What you need to do:
State how many lines contain the string "individual", and write nothing else.

Begin

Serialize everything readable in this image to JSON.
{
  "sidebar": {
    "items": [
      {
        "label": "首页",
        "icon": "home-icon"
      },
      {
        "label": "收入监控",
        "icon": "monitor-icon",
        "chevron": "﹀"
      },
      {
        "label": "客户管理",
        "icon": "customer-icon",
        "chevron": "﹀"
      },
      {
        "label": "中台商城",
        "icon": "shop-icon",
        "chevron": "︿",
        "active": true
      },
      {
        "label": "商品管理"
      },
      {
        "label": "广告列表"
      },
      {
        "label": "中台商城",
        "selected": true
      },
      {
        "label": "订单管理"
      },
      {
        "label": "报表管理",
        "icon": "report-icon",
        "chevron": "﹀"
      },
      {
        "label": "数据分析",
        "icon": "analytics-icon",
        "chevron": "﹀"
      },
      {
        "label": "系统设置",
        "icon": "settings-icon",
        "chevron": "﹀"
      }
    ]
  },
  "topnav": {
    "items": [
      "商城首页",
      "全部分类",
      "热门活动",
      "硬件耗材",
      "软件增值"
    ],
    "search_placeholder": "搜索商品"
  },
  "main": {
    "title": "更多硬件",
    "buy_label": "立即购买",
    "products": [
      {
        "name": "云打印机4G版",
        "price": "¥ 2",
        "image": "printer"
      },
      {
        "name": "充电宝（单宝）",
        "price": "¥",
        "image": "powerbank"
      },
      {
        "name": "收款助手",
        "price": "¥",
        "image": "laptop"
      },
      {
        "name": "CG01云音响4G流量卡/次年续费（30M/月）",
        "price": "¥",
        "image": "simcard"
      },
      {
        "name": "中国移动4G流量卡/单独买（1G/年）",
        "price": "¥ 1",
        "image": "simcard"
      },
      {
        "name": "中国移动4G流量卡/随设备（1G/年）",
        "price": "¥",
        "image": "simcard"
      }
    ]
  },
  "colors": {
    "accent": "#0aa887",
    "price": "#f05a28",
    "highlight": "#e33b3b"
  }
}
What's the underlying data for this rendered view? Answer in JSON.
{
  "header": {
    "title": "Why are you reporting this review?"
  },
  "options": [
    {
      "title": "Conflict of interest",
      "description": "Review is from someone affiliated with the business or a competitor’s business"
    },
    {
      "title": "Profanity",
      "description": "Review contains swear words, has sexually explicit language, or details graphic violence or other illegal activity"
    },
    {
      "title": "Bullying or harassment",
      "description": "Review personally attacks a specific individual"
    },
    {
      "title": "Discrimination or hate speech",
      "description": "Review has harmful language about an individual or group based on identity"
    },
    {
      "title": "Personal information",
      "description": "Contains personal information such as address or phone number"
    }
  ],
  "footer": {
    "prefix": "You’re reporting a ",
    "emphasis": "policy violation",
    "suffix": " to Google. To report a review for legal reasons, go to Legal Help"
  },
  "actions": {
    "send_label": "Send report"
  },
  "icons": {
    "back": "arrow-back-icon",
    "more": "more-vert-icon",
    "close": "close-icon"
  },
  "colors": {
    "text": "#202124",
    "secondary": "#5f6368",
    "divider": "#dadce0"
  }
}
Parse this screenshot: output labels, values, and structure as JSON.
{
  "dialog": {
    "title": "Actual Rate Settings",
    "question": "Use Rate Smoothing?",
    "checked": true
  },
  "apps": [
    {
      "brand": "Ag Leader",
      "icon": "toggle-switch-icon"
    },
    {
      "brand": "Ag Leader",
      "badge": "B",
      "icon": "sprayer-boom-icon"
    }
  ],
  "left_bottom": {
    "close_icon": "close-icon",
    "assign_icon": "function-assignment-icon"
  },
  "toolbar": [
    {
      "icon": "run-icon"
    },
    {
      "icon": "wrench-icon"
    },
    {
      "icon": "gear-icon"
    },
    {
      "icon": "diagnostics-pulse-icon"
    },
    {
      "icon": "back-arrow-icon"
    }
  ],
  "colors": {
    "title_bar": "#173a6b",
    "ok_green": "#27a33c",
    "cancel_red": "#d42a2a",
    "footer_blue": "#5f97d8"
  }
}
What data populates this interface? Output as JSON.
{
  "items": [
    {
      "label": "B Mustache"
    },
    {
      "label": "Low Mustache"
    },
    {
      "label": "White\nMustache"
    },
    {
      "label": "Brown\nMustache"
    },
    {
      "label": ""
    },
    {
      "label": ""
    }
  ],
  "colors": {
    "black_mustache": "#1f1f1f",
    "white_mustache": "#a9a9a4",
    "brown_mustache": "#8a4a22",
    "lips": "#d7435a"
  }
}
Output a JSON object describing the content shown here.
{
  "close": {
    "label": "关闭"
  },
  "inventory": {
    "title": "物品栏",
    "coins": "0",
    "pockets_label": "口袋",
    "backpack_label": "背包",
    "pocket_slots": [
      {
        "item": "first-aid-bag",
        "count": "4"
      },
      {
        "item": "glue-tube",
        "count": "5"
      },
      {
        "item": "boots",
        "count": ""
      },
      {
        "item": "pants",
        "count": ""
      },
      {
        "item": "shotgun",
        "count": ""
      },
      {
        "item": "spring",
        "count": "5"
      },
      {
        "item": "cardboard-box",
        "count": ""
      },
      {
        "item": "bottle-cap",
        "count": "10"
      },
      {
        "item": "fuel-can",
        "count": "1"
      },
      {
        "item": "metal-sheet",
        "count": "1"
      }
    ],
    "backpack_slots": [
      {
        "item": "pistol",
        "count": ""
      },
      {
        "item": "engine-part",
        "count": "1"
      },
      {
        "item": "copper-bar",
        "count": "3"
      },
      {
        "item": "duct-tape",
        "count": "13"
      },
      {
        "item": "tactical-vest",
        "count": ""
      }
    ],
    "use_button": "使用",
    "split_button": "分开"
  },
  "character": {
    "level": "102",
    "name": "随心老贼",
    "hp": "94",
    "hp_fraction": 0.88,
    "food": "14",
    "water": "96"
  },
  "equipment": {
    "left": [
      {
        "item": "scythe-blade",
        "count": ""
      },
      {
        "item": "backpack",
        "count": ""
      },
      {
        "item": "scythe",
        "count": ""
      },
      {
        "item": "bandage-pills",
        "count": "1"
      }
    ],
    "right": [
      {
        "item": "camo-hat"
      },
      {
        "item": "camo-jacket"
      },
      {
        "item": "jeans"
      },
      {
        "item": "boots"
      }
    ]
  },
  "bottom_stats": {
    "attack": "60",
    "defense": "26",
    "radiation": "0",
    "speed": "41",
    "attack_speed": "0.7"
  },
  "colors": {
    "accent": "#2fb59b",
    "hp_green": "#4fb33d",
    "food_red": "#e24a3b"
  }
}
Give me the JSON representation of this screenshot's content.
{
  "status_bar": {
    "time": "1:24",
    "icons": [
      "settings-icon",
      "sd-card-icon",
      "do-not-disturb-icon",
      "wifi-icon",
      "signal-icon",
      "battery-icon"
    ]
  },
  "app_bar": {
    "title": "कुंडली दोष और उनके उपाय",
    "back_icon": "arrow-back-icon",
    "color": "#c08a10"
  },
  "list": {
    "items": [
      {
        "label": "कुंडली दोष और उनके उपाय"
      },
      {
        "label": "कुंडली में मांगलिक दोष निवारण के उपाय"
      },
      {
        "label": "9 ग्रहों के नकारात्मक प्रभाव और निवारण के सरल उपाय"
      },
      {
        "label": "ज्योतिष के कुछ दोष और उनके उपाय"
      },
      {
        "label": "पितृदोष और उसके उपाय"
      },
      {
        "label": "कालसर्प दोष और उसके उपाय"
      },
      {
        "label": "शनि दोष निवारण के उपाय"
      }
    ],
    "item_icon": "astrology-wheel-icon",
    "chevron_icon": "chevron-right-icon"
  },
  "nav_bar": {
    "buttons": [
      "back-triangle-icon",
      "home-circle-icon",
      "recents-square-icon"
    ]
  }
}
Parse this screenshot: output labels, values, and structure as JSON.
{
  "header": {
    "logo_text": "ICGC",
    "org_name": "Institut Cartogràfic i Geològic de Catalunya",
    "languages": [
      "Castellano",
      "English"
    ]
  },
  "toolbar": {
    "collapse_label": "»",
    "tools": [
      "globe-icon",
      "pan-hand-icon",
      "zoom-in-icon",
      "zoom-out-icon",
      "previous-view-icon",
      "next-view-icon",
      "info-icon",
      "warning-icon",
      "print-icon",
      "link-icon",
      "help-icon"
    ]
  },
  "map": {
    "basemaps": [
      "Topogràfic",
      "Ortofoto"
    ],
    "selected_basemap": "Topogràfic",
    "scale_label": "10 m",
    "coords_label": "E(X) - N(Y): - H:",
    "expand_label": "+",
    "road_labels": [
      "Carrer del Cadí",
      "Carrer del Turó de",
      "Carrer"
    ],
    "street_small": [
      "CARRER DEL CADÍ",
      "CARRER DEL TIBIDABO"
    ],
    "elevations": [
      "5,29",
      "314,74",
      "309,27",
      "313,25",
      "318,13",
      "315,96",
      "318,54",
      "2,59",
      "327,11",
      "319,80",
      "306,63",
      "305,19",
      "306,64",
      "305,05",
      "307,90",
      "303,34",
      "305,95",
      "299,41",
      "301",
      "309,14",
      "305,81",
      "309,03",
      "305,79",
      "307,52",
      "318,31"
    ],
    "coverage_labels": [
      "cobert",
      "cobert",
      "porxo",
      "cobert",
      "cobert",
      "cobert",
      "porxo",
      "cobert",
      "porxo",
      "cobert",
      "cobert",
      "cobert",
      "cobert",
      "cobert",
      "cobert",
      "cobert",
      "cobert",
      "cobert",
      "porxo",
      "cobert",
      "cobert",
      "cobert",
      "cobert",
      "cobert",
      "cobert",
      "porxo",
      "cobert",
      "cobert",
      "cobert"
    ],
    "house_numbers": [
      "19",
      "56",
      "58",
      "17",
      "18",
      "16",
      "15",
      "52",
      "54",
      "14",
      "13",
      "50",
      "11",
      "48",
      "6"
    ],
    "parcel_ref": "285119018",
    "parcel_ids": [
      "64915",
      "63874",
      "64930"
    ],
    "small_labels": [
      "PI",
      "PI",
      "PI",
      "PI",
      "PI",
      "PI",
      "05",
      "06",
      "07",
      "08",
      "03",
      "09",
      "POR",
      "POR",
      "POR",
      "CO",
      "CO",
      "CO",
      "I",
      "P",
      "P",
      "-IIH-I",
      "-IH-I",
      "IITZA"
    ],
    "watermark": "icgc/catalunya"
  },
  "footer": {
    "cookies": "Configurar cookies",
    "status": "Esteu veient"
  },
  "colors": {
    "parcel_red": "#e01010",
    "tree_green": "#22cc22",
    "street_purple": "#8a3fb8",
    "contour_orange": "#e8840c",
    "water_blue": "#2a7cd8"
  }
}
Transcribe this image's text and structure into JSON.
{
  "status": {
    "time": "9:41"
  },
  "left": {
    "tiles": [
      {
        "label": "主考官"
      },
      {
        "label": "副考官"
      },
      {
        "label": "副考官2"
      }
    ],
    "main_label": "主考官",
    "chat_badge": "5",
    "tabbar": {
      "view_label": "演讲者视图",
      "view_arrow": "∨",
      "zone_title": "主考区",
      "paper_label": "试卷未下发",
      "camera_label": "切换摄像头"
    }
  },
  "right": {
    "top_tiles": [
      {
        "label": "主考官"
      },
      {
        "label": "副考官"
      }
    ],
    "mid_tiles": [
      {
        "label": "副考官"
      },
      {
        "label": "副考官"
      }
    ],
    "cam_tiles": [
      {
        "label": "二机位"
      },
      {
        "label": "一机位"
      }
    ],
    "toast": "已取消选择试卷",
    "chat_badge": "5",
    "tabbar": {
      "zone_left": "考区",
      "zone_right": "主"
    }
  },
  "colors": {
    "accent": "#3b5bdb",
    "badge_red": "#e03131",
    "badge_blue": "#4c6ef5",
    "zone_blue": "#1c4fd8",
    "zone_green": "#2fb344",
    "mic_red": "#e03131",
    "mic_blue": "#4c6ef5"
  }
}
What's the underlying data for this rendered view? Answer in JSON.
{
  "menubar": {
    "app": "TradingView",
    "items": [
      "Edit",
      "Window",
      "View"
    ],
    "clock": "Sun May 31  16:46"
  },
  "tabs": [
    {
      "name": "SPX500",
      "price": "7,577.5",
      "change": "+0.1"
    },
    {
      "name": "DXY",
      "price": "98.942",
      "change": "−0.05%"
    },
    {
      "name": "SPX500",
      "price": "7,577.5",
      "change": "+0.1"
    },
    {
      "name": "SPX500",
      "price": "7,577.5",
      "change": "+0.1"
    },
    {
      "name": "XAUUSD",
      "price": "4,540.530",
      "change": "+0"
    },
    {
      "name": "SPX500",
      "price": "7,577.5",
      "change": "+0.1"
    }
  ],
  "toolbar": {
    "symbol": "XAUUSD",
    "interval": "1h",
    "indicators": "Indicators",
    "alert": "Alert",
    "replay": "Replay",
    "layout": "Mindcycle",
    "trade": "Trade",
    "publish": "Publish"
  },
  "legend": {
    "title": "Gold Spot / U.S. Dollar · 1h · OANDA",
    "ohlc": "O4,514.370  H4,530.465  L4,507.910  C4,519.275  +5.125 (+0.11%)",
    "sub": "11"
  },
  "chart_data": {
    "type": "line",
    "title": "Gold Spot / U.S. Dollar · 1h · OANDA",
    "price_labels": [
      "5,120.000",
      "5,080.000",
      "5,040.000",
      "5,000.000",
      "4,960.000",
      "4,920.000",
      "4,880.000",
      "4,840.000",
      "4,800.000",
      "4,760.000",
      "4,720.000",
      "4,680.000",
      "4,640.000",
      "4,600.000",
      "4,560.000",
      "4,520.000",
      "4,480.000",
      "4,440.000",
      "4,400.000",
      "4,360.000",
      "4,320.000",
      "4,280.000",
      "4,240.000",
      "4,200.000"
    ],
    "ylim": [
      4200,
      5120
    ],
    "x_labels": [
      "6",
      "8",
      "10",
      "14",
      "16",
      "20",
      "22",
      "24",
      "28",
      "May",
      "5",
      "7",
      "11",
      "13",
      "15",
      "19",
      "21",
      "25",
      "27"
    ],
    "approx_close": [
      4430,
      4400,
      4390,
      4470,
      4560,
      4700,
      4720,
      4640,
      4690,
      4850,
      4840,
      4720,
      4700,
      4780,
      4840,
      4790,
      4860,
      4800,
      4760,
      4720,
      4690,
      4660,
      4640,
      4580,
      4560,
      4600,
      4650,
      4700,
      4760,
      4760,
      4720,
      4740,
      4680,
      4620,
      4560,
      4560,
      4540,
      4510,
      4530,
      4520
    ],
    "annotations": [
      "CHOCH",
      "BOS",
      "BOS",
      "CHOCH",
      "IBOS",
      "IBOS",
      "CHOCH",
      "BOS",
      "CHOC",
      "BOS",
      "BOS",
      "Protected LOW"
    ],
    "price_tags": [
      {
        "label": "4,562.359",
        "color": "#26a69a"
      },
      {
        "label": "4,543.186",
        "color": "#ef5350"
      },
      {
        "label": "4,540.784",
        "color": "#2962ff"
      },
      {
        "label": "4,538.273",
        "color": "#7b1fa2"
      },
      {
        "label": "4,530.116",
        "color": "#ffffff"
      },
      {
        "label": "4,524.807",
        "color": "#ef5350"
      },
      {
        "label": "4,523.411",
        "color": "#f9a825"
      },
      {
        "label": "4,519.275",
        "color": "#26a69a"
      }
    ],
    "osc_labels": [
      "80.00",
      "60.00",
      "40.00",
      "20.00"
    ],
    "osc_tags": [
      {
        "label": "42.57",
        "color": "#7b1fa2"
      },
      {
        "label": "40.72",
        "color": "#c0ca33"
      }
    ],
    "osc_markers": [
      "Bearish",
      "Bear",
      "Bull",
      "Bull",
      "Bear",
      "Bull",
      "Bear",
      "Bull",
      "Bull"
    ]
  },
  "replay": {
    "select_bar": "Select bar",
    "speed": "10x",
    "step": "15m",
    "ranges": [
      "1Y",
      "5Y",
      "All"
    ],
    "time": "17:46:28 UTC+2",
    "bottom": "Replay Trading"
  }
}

End

Reply:
2